Document ▸
- - - - -

Not all of Trump’s executive actions will have immediate effects. But taken together, immigration experts say, they lay out a blueprint for how his administration aims to dramatically transform enforcement at the border and beyond.
“This is a significant dialing up,” said Doris Meissner, a senior fellow at the nonpartisan Migration Policy Institute in Washington, D.C., and a former top immigration official during the Clinton administration.
“It really renames [and] recategorizes immigration as a national security threat,” Meissner said during a recent call with reporters.
Legal experts say framing unlawful migration at the southern border as an invasion may be crucial to the Trump administration’s plans.
“I was not surprised to hear it at all. I think that was intended to tee up some of the actions he’s contemplating now,” said Elizabeth Goitein, the senior director of the Liberty and National Security Program at the Brennan Center for Justice, a left-leaning nonprofit.
“It’s been widely understood that the president has inherent constitutional authority to repel sudden attacks or invasions. So these are terms that summon, essentially, war powers,” Goitein said.
The Trump administration is already using this justification to effectively cut off access to asylum at the U.S.-Mexico border.
There’s another option that the president has talked about using to go after drug cartels: the Alien Enemies Act, which would give him emergency authority to bypass normal immigration law to quickly detain and deport noncitizens.
That authority has been used only a few times, most recently during World War II.
“It’s quite clear that the framers understood the term to deal with armed attacks by foreign powers,” Goitein said. “We’re talking about acts of war. We are not talking about unlawful immigration.”

- - - - -

Dataset extract ▸
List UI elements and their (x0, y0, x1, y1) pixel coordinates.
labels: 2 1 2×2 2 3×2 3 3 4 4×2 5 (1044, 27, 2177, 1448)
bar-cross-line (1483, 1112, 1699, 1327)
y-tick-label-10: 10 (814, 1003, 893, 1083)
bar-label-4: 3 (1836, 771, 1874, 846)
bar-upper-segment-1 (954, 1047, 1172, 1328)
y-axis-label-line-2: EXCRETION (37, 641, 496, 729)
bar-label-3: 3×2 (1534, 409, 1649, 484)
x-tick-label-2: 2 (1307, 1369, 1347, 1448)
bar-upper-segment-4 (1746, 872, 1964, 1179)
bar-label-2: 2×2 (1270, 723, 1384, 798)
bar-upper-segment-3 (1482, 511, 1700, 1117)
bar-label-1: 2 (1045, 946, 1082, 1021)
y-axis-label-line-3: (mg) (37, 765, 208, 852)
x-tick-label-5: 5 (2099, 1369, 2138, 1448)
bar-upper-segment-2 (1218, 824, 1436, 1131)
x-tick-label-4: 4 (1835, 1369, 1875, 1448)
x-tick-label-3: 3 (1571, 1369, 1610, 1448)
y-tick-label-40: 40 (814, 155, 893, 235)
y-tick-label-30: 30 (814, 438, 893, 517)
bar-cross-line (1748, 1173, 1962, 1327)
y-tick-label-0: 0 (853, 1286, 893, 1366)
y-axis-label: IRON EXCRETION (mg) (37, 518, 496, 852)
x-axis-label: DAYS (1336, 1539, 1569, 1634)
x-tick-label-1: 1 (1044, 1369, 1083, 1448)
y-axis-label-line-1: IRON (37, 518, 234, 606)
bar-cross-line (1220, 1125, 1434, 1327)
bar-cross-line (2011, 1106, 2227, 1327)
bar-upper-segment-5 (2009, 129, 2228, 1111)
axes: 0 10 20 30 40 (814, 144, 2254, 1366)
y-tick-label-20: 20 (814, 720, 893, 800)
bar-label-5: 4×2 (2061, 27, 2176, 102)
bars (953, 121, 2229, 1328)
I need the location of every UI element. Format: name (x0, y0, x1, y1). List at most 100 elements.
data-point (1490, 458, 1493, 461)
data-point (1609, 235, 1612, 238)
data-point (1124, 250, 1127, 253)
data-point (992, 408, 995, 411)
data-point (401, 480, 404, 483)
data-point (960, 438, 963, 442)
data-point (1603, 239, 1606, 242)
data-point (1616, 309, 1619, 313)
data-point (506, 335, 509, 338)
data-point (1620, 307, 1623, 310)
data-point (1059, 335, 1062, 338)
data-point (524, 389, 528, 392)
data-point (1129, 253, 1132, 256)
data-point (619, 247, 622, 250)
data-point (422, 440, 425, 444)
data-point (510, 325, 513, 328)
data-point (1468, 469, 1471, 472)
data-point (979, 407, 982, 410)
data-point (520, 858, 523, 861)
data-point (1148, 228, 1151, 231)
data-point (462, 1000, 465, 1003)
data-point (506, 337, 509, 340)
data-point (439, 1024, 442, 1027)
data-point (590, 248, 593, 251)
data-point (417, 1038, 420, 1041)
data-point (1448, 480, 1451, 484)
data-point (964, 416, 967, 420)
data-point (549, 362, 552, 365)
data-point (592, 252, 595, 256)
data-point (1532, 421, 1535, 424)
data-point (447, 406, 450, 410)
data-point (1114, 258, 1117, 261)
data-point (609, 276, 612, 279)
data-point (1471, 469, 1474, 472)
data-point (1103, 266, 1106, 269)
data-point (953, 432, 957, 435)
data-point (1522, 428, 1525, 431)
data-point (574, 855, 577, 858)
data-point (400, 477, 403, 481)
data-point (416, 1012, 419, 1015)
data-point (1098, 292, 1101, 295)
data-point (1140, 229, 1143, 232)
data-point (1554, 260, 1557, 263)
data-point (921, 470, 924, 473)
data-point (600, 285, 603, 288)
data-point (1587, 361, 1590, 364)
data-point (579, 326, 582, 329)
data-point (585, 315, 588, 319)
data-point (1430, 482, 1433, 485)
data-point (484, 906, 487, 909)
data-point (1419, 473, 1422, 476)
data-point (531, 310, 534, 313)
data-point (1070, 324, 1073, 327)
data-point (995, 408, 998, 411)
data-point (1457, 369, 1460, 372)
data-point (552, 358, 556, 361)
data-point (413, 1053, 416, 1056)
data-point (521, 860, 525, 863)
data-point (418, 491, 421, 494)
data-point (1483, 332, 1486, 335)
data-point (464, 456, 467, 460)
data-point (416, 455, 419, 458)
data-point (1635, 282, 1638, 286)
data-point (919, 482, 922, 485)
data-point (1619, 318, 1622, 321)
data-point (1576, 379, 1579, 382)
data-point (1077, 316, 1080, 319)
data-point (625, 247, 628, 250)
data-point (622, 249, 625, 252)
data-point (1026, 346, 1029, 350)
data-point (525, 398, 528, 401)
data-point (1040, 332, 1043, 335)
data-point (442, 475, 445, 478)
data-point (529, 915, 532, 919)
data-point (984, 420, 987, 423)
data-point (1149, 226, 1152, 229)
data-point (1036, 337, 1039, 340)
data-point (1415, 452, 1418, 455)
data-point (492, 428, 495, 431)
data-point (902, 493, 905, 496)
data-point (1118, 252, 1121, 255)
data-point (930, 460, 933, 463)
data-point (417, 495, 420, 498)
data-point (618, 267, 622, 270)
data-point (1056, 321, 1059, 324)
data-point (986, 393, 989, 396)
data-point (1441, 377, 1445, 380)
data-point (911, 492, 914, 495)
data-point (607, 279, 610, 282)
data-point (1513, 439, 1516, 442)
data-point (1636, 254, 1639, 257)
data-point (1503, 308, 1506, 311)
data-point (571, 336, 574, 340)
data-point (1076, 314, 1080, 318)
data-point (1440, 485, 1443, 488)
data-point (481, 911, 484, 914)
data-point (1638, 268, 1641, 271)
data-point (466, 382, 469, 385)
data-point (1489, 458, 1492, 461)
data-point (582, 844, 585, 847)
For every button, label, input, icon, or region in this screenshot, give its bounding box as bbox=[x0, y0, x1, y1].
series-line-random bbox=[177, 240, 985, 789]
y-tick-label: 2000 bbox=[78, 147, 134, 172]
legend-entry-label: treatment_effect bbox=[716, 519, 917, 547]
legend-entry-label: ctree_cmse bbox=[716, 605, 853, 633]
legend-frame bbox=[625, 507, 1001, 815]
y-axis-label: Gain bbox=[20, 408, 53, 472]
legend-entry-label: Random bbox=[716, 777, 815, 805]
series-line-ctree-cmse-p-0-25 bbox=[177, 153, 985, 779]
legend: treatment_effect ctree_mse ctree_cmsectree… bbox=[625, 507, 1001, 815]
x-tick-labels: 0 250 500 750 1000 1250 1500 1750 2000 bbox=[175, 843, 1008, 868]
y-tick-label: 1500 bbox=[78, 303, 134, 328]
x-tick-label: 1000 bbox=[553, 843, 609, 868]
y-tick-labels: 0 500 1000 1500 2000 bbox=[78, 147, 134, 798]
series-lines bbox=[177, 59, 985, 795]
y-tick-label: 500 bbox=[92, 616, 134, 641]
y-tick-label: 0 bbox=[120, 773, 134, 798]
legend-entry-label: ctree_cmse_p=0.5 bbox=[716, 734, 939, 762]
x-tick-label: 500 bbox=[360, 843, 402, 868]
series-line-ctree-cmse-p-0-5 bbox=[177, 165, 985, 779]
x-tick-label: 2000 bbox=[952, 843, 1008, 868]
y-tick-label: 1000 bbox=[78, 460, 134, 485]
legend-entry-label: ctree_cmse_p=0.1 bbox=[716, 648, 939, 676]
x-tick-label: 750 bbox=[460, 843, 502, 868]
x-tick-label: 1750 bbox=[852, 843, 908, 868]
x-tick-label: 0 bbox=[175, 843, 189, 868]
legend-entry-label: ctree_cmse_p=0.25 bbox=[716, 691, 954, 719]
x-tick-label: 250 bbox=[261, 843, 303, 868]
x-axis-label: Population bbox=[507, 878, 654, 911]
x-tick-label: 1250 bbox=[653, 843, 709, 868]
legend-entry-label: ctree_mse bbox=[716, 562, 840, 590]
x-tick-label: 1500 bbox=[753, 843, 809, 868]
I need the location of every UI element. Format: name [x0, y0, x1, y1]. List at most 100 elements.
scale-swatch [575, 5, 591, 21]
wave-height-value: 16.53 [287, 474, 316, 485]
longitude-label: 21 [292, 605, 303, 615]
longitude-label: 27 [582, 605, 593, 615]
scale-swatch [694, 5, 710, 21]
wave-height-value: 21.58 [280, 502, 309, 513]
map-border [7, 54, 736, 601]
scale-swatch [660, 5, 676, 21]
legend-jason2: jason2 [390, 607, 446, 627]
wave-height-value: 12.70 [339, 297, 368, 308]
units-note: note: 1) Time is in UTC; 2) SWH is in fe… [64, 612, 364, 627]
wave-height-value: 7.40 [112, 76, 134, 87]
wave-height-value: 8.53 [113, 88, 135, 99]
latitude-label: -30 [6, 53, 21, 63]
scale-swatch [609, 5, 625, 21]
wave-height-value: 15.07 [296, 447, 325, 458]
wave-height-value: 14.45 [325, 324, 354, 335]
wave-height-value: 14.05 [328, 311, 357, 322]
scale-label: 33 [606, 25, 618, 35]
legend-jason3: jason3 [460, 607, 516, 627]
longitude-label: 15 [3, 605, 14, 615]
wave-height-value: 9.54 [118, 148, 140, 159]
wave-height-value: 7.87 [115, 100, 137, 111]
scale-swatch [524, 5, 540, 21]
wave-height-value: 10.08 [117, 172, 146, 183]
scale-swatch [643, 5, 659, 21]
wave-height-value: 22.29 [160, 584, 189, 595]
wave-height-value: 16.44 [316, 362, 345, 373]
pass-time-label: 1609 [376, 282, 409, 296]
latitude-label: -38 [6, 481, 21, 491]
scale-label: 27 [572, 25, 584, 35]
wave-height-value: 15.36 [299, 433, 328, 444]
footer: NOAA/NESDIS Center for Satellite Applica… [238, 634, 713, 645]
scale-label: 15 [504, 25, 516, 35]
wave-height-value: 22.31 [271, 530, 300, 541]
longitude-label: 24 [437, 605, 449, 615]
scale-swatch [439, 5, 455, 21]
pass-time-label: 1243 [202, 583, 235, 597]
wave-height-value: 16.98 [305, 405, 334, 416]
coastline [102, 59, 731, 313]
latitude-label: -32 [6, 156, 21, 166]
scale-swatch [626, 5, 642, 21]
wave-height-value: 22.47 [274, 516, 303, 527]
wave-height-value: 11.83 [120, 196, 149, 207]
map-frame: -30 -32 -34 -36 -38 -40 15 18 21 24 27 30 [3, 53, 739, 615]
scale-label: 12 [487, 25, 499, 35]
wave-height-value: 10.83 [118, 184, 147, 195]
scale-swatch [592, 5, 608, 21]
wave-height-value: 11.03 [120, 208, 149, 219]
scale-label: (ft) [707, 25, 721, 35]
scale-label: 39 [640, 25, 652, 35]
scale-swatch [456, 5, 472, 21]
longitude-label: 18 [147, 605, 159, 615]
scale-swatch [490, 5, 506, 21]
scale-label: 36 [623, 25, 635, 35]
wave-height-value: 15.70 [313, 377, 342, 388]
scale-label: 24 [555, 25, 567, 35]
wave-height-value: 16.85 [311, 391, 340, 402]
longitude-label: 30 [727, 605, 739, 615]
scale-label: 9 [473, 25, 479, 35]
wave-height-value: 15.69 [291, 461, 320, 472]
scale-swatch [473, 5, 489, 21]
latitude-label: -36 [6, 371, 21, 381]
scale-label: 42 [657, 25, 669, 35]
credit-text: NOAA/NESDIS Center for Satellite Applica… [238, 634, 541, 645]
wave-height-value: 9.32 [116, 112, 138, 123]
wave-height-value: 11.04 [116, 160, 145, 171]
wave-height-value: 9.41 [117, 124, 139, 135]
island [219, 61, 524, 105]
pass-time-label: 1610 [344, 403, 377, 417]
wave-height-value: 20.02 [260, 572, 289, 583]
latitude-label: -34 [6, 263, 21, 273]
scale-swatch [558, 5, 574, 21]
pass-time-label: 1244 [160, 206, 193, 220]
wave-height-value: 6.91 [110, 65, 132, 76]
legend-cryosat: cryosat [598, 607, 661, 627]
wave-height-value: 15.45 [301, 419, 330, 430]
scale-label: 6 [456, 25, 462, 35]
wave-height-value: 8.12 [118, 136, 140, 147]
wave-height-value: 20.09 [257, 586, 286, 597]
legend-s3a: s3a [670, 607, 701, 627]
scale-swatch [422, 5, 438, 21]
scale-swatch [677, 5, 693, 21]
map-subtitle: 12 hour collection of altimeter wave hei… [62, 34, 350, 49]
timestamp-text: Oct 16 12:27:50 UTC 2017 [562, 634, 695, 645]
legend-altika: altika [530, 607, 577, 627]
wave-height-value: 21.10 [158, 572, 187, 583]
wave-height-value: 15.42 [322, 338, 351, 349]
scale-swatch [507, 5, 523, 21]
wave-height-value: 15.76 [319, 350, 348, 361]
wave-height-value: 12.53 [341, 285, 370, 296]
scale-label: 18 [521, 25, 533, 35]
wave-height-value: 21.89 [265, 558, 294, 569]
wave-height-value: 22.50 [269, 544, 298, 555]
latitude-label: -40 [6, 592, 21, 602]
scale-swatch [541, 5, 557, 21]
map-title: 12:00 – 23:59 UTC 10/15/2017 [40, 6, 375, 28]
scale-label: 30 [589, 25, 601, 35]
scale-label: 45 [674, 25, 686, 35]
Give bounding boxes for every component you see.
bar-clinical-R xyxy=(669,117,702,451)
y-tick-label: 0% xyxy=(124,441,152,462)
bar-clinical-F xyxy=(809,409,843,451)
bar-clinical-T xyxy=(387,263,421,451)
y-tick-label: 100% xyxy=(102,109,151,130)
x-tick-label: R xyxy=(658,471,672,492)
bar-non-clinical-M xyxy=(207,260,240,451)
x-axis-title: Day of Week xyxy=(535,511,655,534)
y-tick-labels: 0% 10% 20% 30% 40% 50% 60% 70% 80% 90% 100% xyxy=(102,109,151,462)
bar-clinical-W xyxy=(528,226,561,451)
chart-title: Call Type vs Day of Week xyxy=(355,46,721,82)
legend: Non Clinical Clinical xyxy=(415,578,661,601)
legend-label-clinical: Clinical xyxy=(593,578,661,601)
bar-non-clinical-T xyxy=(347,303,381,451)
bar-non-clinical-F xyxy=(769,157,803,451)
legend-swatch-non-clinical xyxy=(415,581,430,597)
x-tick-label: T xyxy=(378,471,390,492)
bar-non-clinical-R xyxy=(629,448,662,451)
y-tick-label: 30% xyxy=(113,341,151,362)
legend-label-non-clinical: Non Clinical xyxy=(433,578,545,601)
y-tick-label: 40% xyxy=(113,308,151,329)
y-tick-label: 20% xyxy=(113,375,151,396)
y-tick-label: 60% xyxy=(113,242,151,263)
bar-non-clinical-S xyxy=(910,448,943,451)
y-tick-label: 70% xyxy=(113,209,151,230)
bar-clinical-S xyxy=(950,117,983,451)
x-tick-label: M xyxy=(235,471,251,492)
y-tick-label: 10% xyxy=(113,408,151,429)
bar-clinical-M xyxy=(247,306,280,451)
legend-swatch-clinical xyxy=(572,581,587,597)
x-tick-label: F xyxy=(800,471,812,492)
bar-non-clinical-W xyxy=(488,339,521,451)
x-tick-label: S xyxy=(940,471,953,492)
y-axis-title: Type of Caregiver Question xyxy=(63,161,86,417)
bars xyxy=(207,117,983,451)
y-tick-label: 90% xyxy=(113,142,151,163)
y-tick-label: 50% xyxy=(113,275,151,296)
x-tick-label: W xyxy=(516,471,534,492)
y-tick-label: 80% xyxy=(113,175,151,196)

- - - - -

To do ▸
1. Translate this sentence from the article on Trump's immigration actions into Spanish: "That authority has been used only a few times, most recently during World War II."
2. Reproduce the passage of the immigration article starting at "There’s another option" and ending at "World War II.".

Task results ▸
1. Esa autoridad se ha usado solo unas pocas veces, la más reciente durante la Segunda Guerra Mundial.

2.
There’s another option that the president has talked about using to go after drug cartels: the Alien Enemies Act, which would give him emergency authority to bypass normal immigration law to quickly detain and deport noncitizens.
That authority has been used only a few times, most recently during World War II.